(Records)
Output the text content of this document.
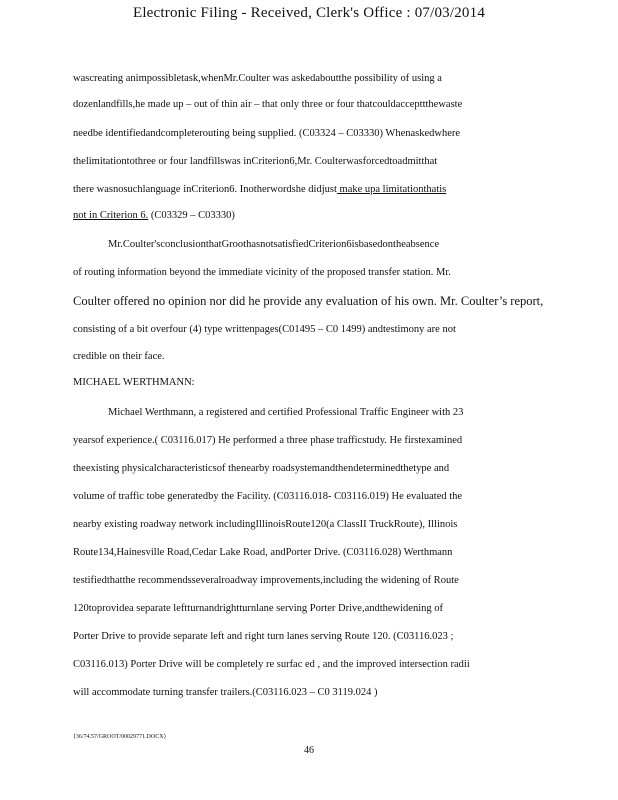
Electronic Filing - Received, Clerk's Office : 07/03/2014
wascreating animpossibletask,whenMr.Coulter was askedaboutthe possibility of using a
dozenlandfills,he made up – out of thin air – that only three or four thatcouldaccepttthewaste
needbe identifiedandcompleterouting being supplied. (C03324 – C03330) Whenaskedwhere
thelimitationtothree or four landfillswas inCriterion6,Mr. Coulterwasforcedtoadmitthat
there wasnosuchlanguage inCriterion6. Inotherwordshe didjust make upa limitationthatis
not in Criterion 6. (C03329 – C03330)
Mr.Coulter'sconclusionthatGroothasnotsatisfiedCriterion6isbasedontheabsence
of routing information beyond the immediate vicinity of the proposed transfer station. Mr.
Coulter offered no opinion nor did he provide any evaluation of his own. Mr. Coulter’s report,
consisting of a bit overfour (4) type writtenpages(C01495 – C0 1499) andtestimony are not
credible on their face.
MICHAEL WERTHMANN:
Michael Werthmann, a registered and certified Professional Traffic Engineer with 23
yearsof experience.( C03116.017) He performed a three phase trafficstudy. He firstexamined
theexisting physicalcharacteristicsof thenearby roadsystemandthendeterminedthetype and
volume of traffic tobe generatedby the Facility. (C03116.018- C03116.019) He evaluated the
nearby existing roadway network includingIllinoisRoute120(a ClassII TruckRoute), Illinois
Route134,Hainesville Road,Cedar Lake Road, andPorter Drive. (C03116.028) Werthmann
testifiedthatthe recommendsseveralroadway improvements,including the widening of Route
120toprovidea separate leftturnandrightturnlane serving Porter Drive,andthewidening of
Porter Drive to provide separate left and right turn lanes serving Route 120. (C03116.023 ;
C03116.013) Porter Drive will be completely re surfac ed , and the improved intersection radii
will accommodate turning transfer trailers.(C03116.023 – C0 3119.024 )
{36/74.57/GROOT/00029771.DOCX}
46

◆ Task instructions: Leave the images out, please, and restate each line word for word.

◆ Full solution:
Output the text content of this document.
Electronic Filing - Received, Clerk's Office : 07/03/2014
wascreating animpossibletask,whenMr.Coulter was askedaboutthe possibility of using a
dozenlandfills,he made up – out of thin air – that only three or four thatcouldaccepttthewaste
needbe identifiedandcompleterouting being supplied. (C03324 – C03330) Whenaskedwhere
thelimitationtothree or four landfillswas inCriterion6,Mr. Coulterwasforcedtoadmitthat
there wasnosuchlanguage inCriterion6. Inotherwordshe didjust make upa limitationthatis
not in Criterion 6. (C03329 – C03330)
Mr.Coulter'sconclusionthatGroothasnotsatisfiedCriterion6isbasedontheabsence
of routing information beyond the immediate vicinity of the proposed transfer station. Mr.
Coulter offered no opinion nor did he provide any evaluation of his own. Mr. Coulter’s report,
consisting of a bit overfour (4) type writtenpages(C01495 – C0 1499) andtestimony are not
credible on their face.
MICHAEL WERTHMANN:
Michael Werthmann, a registered and certified Professional Traffic Engineer with 23
yearsof experience.( C03116.017) He performed a three phase trafficstudy. He firstexamined
theexisting physicalcharacteristicsof thenearby roadsystemandthendeterminedthetype and
volume of traffic tobe generatedby the Facility. (C03116.018- C03116.019) He evaluated the
nearby existing roadway network includingIllinoisRoute120(a ClassII TruckRoute), Illinois
Route134,Hainesville Road,Cedar Lake Road, andPorter Drive. (C03116.028) Werthmann
testifiedthatthe recommendsseveralroadway improvements,including the widening of Route
120toprovidea separate leftturnandrightturnlane serving Porter Drive,andthewidening of
Porter Drive to provide separate left and right turn lanes serving Route 120. (C03116.023 ;
C03116.013) Porter Drive will be completely re surfac ed , and the improved intersection radii
will accommodate turning transfer trailers.(C03116.023 – C0 3119.024 )
{36/74.57/GROOT/00029771.DOCX}
46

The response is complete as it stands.